_EXERCISE INSTRUCTIONS_
Show all lines holding "해당자에".

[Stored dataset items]
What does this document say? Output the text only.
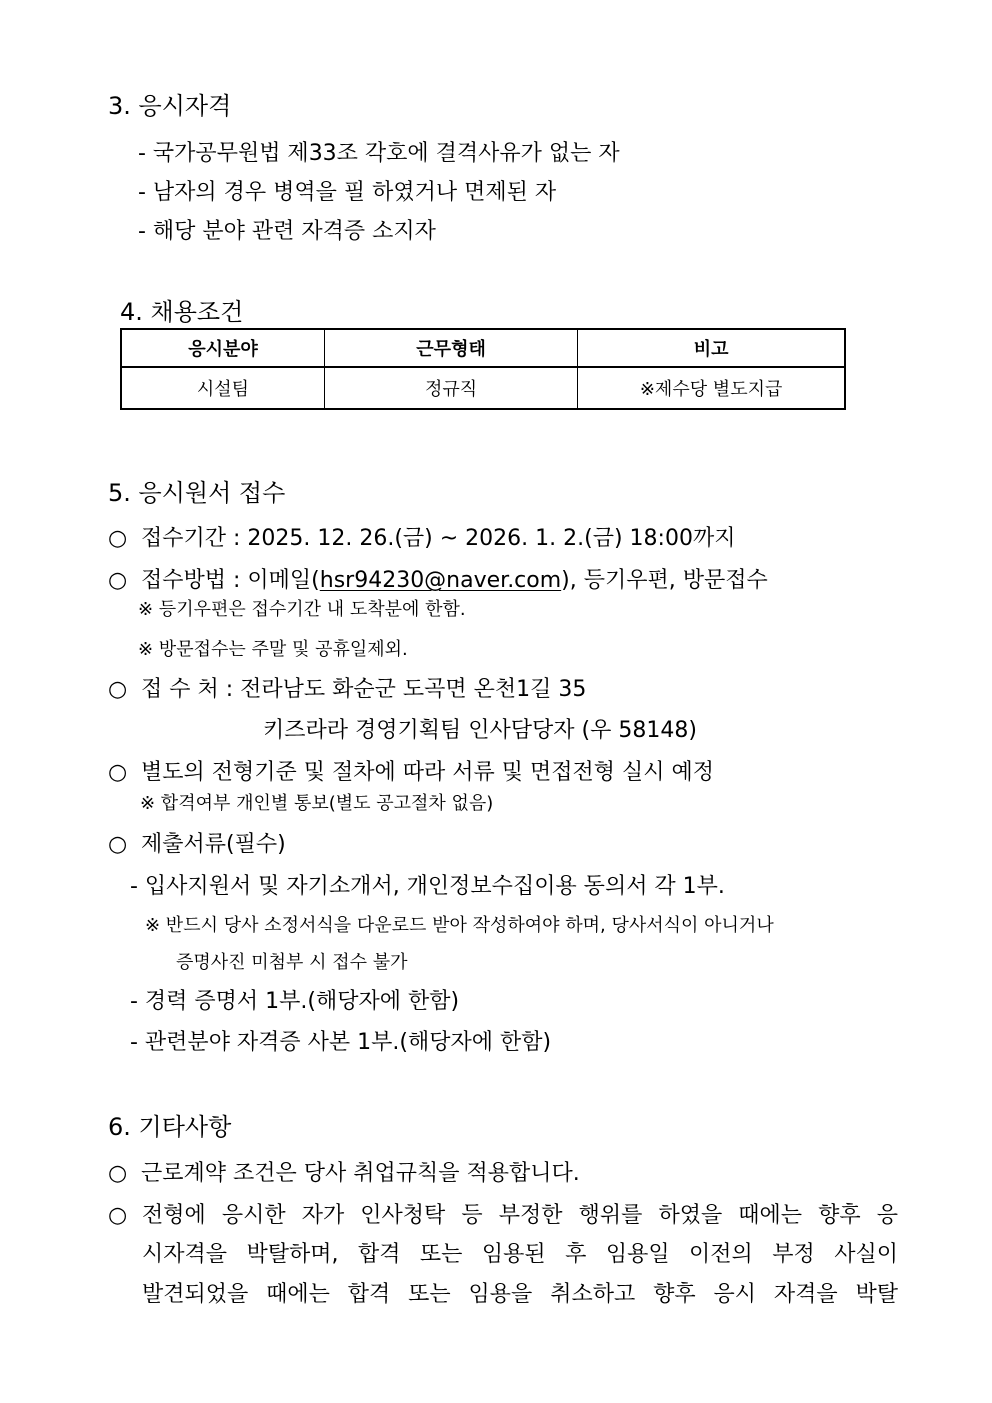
3. 응시자격
- 국가공무원법 제33조 각호에 결격사유가 없는 자
- 남자의 경우 병역을 필 하였거나 면제된 자
- 해당 분야 관련 자격증 소지자
4. 채용조건
응시분야	근무형태	비고
시설팀	정규직	※제수당 별도지급
5. 응시원서 접수
○ 접수기간 : 2025. 12. 26.(금) ~ 2026. 1. 2.(금) 18:00까지
○ 접수방법 : 이메일(hsr94230@naver.com), 등기우편, 방문접수
※ 등기우편은 접수기간 내 도착분에 한함.
※ 방문접수는 주말 및 공휴일제외.
○ 접 수 처 : 전라남도 화순군 도곡면 온천1길 35
키즈라라 경영기획팀 인사담당자 (우 58148)
○ 별도의 전형기준 및 절차에 따라 서류 및 면접전형 실시 예정
※ 합격여부 개인별 통보(별도 공고절차 없음)
○ 제출서류(필수)
- 입사지원서 및 자기소개서, 개인정보수집이용 동의서 각 1부.
※ 반드시 당사 소정서식을 다운로드 받아 작성하여야 하며, 당사서식이 아니거나
증명사진 미첨부 시 접수 불가
- 경력 증명서 1부.(해당자에 한함)
- 관련분야 자격증 사본 1부.(해당자에 한함)
6. 기타사항
○ 근로계약 조건은 당사 취업규칙을 적용합니다.
○ 전형에 응시한 자가 인사청탁 등 부정한 행위를 하였을 때에는 향후 응
시자격을 박탈하며, 합격 또는 임용된 후 임용일 이전의 부정 사실이
발견되었을 때에는 합격 또는 임용을 취소하고 향후 응시 자격을 박탈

_EXERCISE OUTPUT_
- 경력 증명서 1부.(해당자에 한함)
- 관련분야 자격증 사본 1부.(해당자에 한함)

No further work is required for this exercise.